=== RECORD EXCERPTS ===
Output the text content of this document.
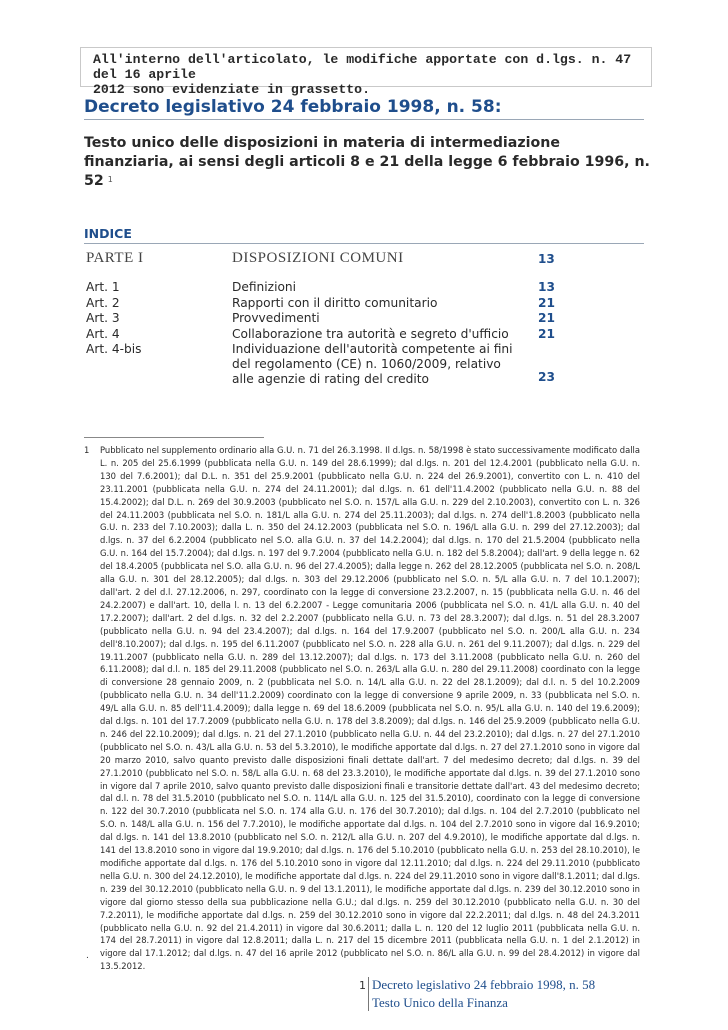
All'interno dell'articolato, le modifiche apportate con d.lgs. n. 47 del 16 aprile
2012 sono evidenziate in grassetto.

Decreto legislativo 24 febbraio 1998, n. 58:

Testo unico delle disposizioni in materia di intermediazione finanziaria, ai sensi degli articoli 8 e 21 della legge 6 febbraio 1996, n. 52 $^1$

INDICE
PARTE I	DISPOSIZIONI COMUNI	13
Art. 1	Definizioni	13
Art. 2	Rapporti con il diritto comunitario	21
Art. 3	Provvedimenti	21
Art. 4	Collaborazione tra autorità e segreto d'ufficio	21
Art. 4-bis	Individuazione dell'autorità competente ai fini del regolamento (CE) n. 1060/2009, relativo alle agenzie di rating del credito	23
1	Pubblicato nel supplemento ordinario alla G.U. n. 71 del 26.3.1998. Il d.lgs. n. 58/1998 è stato successivamente modificato dalla L. n. 205 del 25.6.1999 (pubblicata nella G.U. n. 149 del 28.6.1999); dal d.lgs. n. 201 del 12.4.2001 (pubblicato nella G.U. n. 130 del 7.6.2001); dal D.L. n. 351 del 25.9.2001 (pubblicato nella G.U. n. 224 del 26.9.2001), convertito con L. n. 410 del 23.11.2001 (pubblicata nella G.U. n. 274 del 24.11.2001); dal d.lgs. n. 61 dell'11.4.2002 (pubblicato nella G.U. n. 88 del 15.4.2002); dal D.L. n. 269 del 30.9.2003 (pubblicato nel S.O. n. 157/L alla G.U. n. 229 del 2.10.2003), convertito con L. n. 326 del 24.11.2003 (pubblicata nel S.O. n. 181/L alla G.U. n. 274 del 25.11.2003); dal d.lgs. n. 274 dell'1.8.2003 (pubblicato nella G.U. n. 233 del 7.10.2003); dalla L. n. 350 del 24.12.2003 (pubblicata nel S.O. n. 196/L alla G.U. n. 299 del 27.12.2003); dal d.lgs. n. 37 del 6.2.2004 (pubblicato nel S.O. alla G.U. n. 37 del 14.2.2004); dal d.lgs. n. 170 del 21.5.2004 (pubblicato nella G.U. n. 164 del 15.7.2004); dal d.lgs. n. 197 del 9.7.2004 (pubblicato nella G.U. n. 182 del 5.8.2004); dall'art. 9 della legge n. 62 del 18.4.2005 (pubblicata nel S.O. alla G.U. n. 96 del 27.4.2005); dalla legge n. 262 del 28.12.2005 (pubblicata nel S.O. n. 208/L alla G.U. n. 301 del 28.12.2005); dal d.lgs. n. 303 del 29.12.2006 (pubblicato nel S.O. n. 5/L alla G.U. n. 7 del 10.1.2007); dall'art. 2 del d.l. 27.12.2006, n. 297, coordinato con la legge di conversione 23.2.2007, n. 15 (pubblicata nella G.U. n. 46 del 24.2.2007) e dall'art. 10, della l. n. 13 del 6.2.2007 - Legge comunitaria 2006 (pubblicata nel S.O. n. 41/L alla G.U. n. 40 del 17.2.2007); dall'art. 2 del d.lgs. n. 32 del 2.2.2007 (pubblicato nella G.U. n. 73 del 28.3.2007); dal d.lgs. n. 51 del 28.3.2007 (pubblicato nella G.U. n. 94 del 23.4.2007); dal d.lgs. n. 164 del 17.9.2007 (pubblicato nel S.O. n. 200/L alla G.U. n. 234 dell'8.10.2007); dal d.lgs. n. 195 del 6.11.2007 (pubblicato nel S.O. n. 228 alla G.U. n. 261 del 9.11.2007); dal d.lgs. n. 229 del 19.11.2007 (pubblicato nella G.U. n. 289 del 13.12.2007); dal d.lgs. n. 173 del 3.11.2008 (pubblicato nella G.U. n. 260 del 6.11.2008); dal d.l. n. 185 del 29.11.2008 (pubblicato nel S.O. n. 263/L alla G.U. n. 280 del 29.11.2008) coordinato con la legge di conversione 28 gennaio 2009, n. 2 (pubblicata nel S.O. n. 14/L alla G.U. n. 22 del 28.1.2009); dal d.l. n. 5 del 10.2.2009 (pubblicato nella G.U. n. 34 dell'11.2.2009) coordinato con la legge di conversione 9 aprile 2009, n. 33 (pubblicata nel S.O. n. 49/L alla G.U. n. 85 dell'11.4.2009); dalla legge n. 69 del 18.6.2009 (pubblicata nel S.O. n. 95/L alla G.U. n. 140 del 19.6.2009); dal d.lgs. n. 101 del 17.7.2009 (pubblicato nella G.U. n. 178 del 3.8.2009); dal d.lgs. n. 146 del 25.9.2009 (pubblicato nella G.U. n. 246 del 22.10.2009); dal d.lgs. n. 21 del 27.1.2010 (pubblicato nella G.U. n. 44 del 23.2.2010); dal d.lgs. n. 27 del 27.1.2010 (pubblicato nel S.O. n. 43/L alla G.U. n. 53 del 5.3.2010), le modifiche apportate dal d.lgs. n. 27 del 27.1.2010 sono in vigore dal 20 marzo 2010, salvo quanto previsto dalle disposizioni finali dettate dall'art. 7 del medesimo decreto; dal d.lgs. n. 39 del 27.1.2010 (pubblicato nel S.O. n. 58/L alla G.U. n. 68 del 23.3.2010), le modifiche apportate dal d.lgs. n. 39 del 27.1.2010 sono in vigore dal 7 aprile 2010, salvo quanto previsto dalle disposizioni finali e transitorie dettate dall'art. 43 del medesimo decreto; dal d.l. n. 78 del 31.5.2010 (pubblicato nel S.O. n. 114/L alla G.U. n. 125 del 31.5.2010), coordinato con la legge di conversione n. 122 del 30.7.2010 (pubblicata nel S.O. n. 174 alla G.U. n. 176 del 30.7.2010); dal d.lgs. n. 104 del 2.7.2010 (pubblicato nel S.O. n. 148/L alla G.U. n. 156 del 7.7.2010), le modifiche apportate dal d.lgs. n. 104 del 2.7.2010 sono in vigore dal 16.9.2010; dal d.lgs. n. 141 del 13.8.2010 (pubblicato nel S.O. n. 212/L alla G.U. n. 207 del 4.9.2010), le modifiche apportate dal d.lgs. n. 141 del 13.8.2010 sono in vigore dal 19.9.2010; dal d.lgs. n. 176 del 5.10.2010 (pubblicato nella G.U. n. 253 del 28.10.2010), le modifiche apportate dal d.lgs. n. 176 del 5.10.2010 sono in vigore dal 12.11.2010; dal d.lgs. n. 224 del 29.11.2010 (pubblicato nella G.U. n. 300 del 24.12.2010), le modifiche apportate dal d.lgs. n. 224 del 29.11.2010 sono in vigore dall'8.1.2011; dal d.lgs. n. 239 del 30.12.2010 (pubblicato nella G.U. n. 9 del 13.1.2011), le modifiche apportate dal d.lgs. n. 239 del 30.12.2010 sono in vigore dal giorno stesso della sua pubblicazione nella G.U.; dal d.lgs. n. 259 del 30.12.2010 (pubblicato nella G.U. n. 30 del 7.2.2011), le modifiche apportate dal d.lgs. n. 259 del 30.12.2010 sono in vigore dal 22.2.2011; dal d.lgs. n. 48 del 24.3.2011 (pubblicato nella G.U. n. 92 del 21.4.2011) in vigore dal 30.6.2011; dalla L. n. 120 del 12 luglio 2011 (pubblicata nella G.U. n. 174 del 28.7.2011) in vigore dal 12.8.2011; dalla L. n. 217 del 15 dicembre 2011 (pubblicata nella G.U. n. 1 del 2.1.2012) in vigore dal 17.1.2012; dal d.lgs. n. 47 del 16 aprile 2012 (pubblicato nel S.O. n. 86/L alla G.U. n. 99 del 28.4.2012) in vigore dal 13.5.2012.
.
1 Decreto legislativo 24 febbraio 1998, n. 58
Testo Unico della Finanza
===
YOUR OBJECTIVE: From the data, collect all lines where the string "legislativo" appears.

ANSWER TO THIS EXERCISE:
Decreto legislativo 24 febbraio 1998, n. 58:
1 Decreto legislativo 24 febbraio 1998, n. 58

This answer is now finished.